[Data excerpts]
■ ■ ■ ■

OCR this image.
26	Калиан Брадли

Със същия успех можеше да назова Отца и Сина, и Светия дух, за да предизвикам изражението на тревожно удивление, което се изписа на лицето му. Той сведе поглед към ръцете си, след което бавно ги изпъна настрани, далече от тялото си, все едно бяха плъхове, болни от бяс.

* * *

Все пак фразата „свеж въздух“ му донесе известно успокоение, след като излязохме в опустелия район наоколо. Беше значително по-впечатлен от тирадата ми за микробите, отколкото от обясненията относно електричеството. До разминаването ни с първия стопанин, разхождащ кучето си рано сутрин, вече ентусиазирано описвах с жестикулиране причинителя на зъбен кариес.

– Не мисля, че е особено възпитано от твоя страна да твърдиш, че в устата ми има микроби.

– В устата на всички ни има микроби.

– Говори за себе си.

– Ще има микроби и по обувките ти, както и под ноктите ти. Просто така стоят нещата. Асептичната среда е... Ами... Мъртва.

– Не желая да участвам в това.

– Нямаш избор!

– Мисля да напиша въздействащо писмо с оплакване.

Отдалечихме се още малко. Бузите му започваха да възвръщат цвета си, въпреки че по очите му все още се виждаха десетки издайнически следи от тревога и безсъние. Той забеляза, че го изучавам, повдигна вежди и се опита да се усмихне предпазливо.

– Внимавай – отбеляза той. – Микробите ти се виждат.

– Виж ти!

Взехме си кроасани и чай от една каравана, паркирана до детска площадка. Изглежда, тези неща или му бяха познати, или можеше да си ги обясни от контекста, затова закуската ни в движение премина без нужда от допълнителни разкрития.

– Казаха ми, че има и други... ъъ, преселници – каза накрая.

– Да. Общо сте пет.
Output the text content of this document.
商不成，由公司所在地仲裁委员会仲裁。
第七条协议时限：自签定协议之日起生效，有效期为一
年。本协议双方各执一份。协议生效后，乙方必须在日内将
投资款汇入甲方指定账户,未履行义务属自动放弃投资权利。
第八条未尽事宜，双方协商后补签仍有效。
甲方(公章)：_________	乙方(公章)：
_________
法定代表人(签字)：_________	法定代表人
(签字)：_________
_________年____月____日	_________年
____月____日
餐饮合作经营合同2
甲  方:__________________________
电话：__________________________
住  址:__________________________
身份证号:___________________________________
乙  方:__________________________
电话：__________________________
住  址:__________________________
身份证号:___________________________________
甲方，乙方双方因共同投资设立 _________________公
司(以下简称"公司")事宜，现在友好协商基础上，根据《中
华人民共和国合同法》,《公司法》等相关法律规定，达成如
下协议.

■ ■ ■ ■

**WHAT YOU WILL DO:** Set down, exactly and in full, the lines from the one containing "Output the text content of this document." through the end of the entries; no other line belongs.

**REPLY:**
Output the text content of this document.
商不成，由公司所在地仲裁委员会仲裁。
第七条协议时限：自签定协议之日起生效，有效期为一
年。本协议双方各执一份。协议生效后，乙方必须在日内将
投资款汇入甲方指定账户,未履行义务属自动放弃投资权利。
第八条未尽事宜，双方协商后补签仍有效。
甲方(公章)：_________	乙方(公章)：
_________
法定代表人(签字)：_________	法定代表人
(签字)：_________
_________年____月____日	_________年
____月____日
餐饮合作经营合同2
甲  方:__________________________
电话：__________________________
住  址:__________________________
身份证号:___________________________________
乙  方:__________________________
电话：__________________________
住  址:__________________________
身份证号:___________________________________
甲方，乙方双方因共同投资设立 _________________公
司(以下简称"公司")事宜，现在友好协商基础上，根据《中
华人民共和国合同法》,《公司法》等相关法律规定，达成如
下协议.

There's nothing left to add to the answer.